Do not include the pictures; repeat the rest of the data exactly.

**** DATA PROVIDED

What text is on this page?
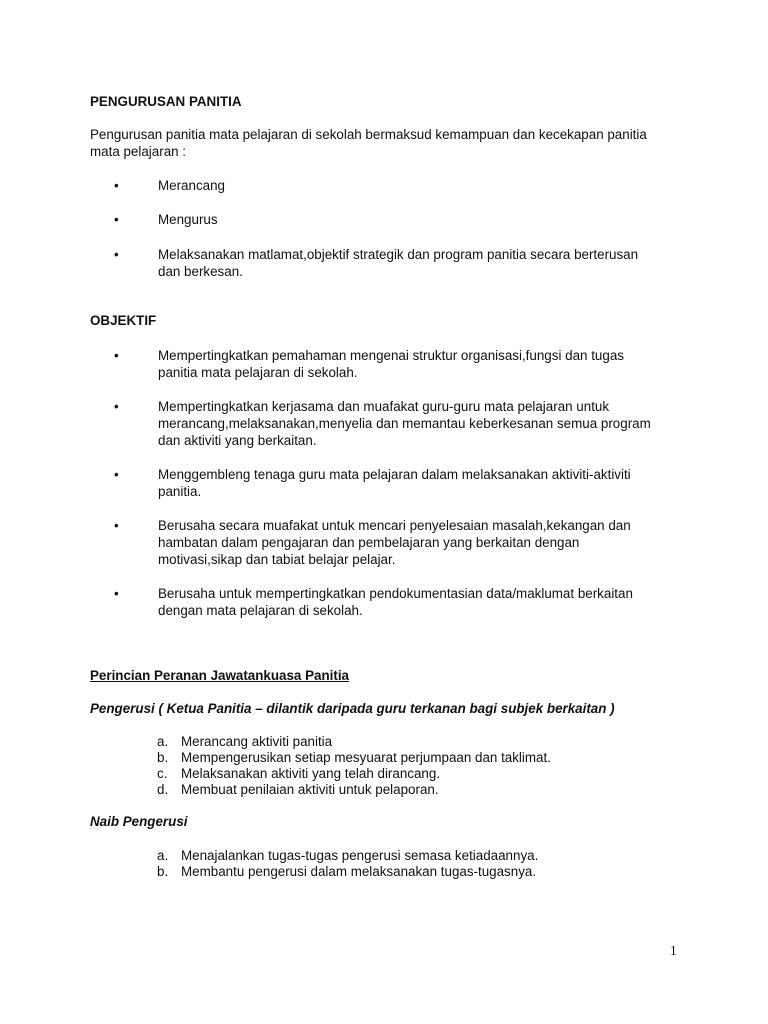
PENGURUSAN PANITIA
Pengurusan panitia mata pelajaran di sekolah bermaksud kemampuan dan kecekapan panitia
mata pelajaran :
•	Merancang
•	Mengurus
•	Melaksanakan matlamat,objektif strategik dan program panitia secara berterusan
dan berkesan.
OBJEKTIF
•	Mempertingkatkan pemahaman mengenai struktur organisasi,fungsi dan tugas
panitia mata pelajaran di sekolah.
•	Mempertingkatkan kerjasama dan muafakat guru-guru mata pelajaran untuk
merancang,melaksanakan,menyelia dan memantau keberkesanan semua program
dan aktiviti yang berkaitan.
•	Menggembleng tenaga guru mata pelajaran dalam melaksanakan aktiviti-aktiviti
panitia.
•	Berusaha secara muafakat untuk mencari penyelesaian masalah,kekangan dan
hambatan dalam pengajaran dan pembelajaran yang berkaitan dengan
motivasi,sikap dan tabiat belajar pelajar.
•	Berusaha untuk mempertingkatkan pendokumentasian data/maklumat berkaitan
dengan mata pelajaran di sekolah.
Perincian Peranan Jawatankuasa Panitia
Pengerusi ( Ketua Panitia – dilantik daripada guru terkanan bagi subjek berkaitan )
a. Merancang aktiviti panitia
b. Mempengerusikan setiap mesyuarat perjumpaan dan taklimat.
c. Melaksanakan aktiviti yang telah dirancang.
d. Membuat penilaian aktiviti untuk pelaporan.
Naib Pengerusi
a. Menajalankan tugas-tugas pengerusi semasa ketiadaannya.
b. Membantu pengerusi dalam melaksanakan tugas-tugasnya.
1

********

COMPLETE ANSWER:
What text is on this page?
PENGURUSAN PANITIA
Pengurusan panitia mata pelajaran di sekolah bermaksud kemampuan dan kecekapan panitia
mata pelajaran :
•	Merancang
•	Mengurus
•	Melaksanakan matlamat,objektif strategik dan program panitia secara berterusan
dan berkesan.
OBJEKTIF
•	Mempertingkatkan pemahaman mengenai struktur organisasi,fungsi dan tugas
panitia mata pelajaran di sekolah.
•	Mempertingkatkan kerjasama dan muafakat guru-guru mata pelajaran untuk
merancang,melaksanakan,menyelia dan memantau keberkesanan semua program
dan aktiviti yang berkaitan.
•	Menggembleng tenaga guru mata pelajaran dalam melaksanakan aktiviti-aktiviti
panitia.
•	Berusaha secara muafakat untuk mencari penyelesaian masalah,kekangan dan
hambatan dalam pengajaran dan pembelajaran yang berkaitan dengan
motivasi,sikap dan tabiat belajar pelajar.
•	Berusaha untuk mempertingkatkan pendokumentasian data/maklumat berkaitan
dengan mata pelajaran di sekolah.
Perincian Peranan Jawatankuasa Panitia
Pengerusi ( Ketua Panitia – dilantik daripada guru terkanan bagi subjek berkaitan )
a. Merancang aktiviti panitia
b. Mempengerusikan setiap mesyuarat perjumpaan dan taklimat.
c. Melaksanakan aktiviti yang telah dirancang.
d. Membuat penilaian aktiviti untuk pelaporan.
Naib Pengerusi
a. Menajalankan tugas-tugas pengerusi semasa ketiadaannya.
b. Membantu pengerusi dalam melaksanakan tugas-tugasnya.
1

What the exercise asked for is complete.